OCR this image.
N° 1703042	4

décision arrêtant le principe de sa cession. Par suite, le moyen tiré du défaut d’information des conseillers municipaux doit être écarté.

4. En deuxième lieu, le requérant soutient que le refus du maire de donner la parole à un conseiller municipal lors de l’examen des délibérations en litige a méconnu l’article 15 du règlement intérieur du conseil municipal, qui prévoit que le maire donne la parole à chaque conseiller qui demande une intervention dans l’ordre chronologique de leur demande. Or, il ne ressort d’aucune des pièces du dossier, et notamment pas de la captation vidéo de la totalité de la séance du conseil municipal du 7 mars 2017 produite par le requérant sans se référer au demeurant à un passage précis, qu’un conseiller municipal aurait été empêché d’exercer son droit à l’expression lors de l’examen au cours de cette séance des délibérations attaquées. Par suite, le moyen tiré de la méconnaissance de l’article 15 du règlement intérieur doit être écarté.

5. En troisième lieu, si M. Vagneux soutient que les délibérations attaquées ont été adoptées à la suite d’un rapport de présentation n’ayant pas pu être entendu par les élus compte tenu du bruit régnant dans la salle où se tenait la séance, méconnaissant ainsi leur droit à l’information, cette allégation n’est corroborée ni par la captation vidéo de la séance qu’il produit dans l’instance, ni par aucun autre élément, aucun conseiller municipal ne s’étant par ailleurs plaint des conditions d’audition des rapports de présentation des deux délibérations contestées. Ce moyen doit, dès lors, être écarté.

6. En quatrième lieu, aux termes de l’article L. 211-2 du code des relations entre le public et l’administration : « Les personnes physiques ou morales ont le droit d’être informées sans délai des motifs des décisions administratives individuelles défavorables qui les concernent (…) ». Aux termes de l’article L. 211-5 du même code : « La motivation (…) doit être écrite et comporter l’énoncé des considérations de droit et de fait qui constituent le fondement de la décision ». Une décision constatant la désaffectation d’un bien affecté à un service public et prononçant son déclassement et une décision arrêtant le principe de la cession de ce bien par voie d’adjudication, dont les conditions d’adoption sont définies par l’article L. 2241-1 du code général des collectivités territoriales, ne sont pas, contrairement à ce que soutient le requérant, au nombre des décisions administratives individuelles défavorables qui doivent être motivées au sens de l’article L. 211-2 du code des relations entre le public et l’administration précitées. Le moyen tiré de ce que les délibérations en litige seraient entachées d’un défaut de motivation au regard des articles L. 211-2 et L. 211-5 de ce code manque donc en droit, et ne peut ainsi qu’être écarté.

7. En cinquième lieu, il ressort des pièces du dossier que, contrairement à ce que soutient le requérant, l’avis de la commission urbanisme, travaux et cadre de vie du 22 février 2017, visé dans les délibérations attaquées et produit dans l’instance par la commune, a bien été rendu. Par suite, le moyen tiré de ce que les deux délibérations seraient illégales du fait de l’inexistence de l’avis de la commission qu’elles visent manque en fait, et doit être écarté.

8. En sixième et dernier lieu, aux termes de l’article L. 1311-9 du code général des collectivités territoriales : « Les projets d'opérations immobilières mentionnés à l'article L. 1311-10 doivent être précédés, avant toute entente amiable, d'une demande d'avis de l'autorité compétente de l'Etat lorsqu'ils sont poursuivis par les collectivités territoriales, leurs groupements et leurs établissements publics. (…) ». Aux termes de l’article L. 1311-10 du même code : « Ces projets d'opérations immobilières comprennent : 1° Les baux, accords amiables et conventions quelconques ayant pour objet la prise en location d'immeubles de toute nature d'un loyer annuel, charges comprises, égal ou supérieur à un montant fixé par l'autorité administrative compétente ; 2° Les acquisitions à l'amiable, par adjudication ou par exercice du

===

• [Exercise objective]
Copy every line of the material in which the word "séance" occurs.

• [Answer in full]
4. En deuxième lieu, le requérant soutient que le refus du maire de donner la parole à un conseiller municipal lors de l’examen des délibérations en litige a méconnu l’article 15 du règlement intérieur du conseil municipal, qui prévoit que le maire donne la parole à chaque conseiller qui demande une intervention dans l’ordre chronologique de leur demande. Or, il ne ressort d’aucune des pièces du dossier, et notamment pas de la captation vidéo de la totalité de la séance du conseil municipal du 7 mars 2017 produite par le requérant sans se référer au demeurant à un passage précis, qu’un conseiller municipal aurait été empêché d’exercer son droit à l’expression lors de l’examen au cours de cette séance des délibérations attaquées. Par suite, le moyen tiré de la méconnaissance de l’article 15 du règlement intérieur doit être écarté.
5. En troisième lieu, si M. Vagneux soutient que les délibérations attaquées ont été adoptées à la suite d’un rapport de présentation n’ayant pas pu être entendu par les élus compte tenu du bruit régnant dans la salle où se tenait la séance, méconnaissant ainsi leur droit à l’information, cette allégation n’est corroborée ni par la captation vidéo de la séance qu’il produit dans l’instance, ni par aucun autre élément, aucun conseiller municipal ne s’étant par ailleurs plaint des conditions d’audition des rapports de présentation des deux délibérations contestées. Ce moyen doit, dès lors, être écarté.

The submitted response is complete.